**EXERCISE DESCRIPTION:** Review the material and extract every line in which the word "name" occurs.

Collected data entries
>>>

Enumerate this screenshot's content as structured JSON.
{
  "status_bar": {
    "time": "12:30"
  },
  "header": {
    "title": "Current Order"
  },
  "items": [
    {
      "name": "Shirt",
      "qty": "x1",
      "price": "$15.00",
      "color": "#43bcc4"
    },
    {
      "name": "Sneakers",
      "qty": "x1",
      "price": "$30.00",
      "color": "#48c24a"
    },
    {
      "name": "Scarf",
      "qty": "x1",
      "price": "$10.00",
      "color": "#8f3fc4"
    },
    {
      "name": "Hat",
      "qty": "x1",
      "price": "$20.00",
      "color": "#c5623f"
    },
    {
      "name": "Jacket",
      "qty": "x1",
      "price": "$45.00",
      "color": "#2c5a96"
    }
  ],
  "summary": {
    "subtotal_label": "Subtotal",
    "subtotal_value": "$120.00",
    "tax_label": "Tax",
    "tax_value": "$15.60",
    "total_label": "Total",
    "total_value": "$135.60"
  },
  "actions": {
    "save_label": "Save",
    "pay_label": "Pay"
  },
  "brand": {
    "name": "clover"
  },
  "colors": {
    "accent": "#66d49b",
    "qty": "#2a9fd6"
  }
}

<<<
>>>

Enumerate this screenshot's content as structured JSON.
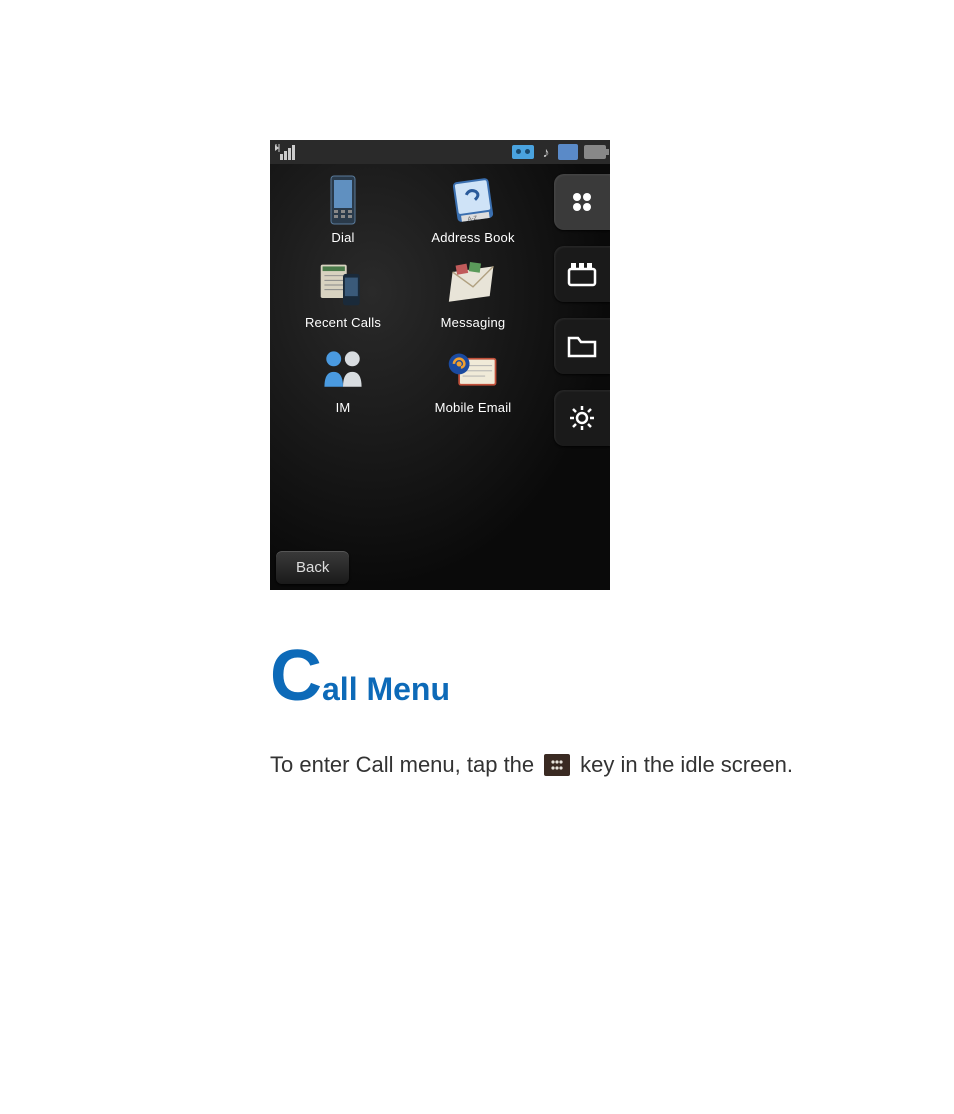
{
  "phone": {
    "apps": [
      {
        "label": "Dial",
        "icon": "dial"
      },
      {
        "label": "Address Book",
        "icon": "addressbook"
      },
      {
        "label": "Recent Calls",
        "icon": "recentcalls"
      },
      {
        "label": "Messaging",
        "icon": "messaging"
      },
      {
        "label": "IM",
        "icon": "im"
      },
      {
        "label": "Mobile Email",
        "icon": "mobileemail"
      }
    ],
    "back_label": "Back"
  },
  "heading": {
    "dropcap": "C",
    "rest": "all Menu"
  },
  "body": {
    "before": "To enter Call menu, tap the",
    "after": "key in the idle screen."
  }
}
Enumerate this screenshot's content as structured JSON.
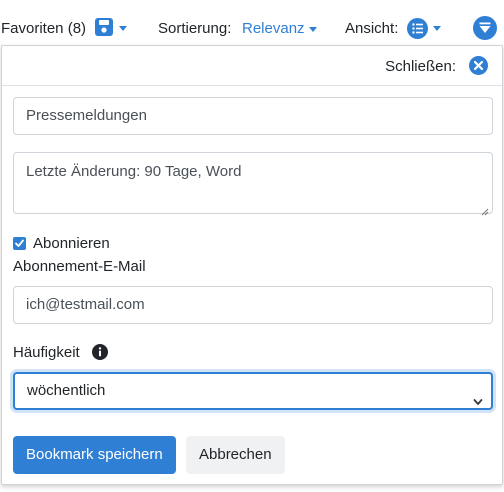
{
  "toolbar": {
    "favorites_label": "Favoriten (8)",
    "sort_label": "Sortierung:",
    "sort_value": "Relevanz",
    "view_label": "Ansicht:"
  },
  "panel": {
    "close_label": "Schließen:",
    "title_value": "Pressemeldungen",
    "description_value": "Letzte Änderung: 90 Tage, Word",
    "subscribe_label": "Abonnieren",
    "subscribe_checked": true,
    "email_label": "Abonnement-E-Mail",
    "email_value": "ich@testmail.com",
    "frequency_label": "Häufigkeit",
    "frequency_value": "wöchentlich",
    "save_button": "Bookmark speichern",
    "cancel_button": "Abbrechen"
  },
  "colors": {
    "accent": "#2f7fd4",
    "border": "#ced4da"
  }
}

<<<

**OUTPUT BELOW:**
      "name": "Shirt",
      "name": "Sneakers",
      "name": "Scarf",
      "name": "Hat",
      "name": "Jacket",
    "name": "clover"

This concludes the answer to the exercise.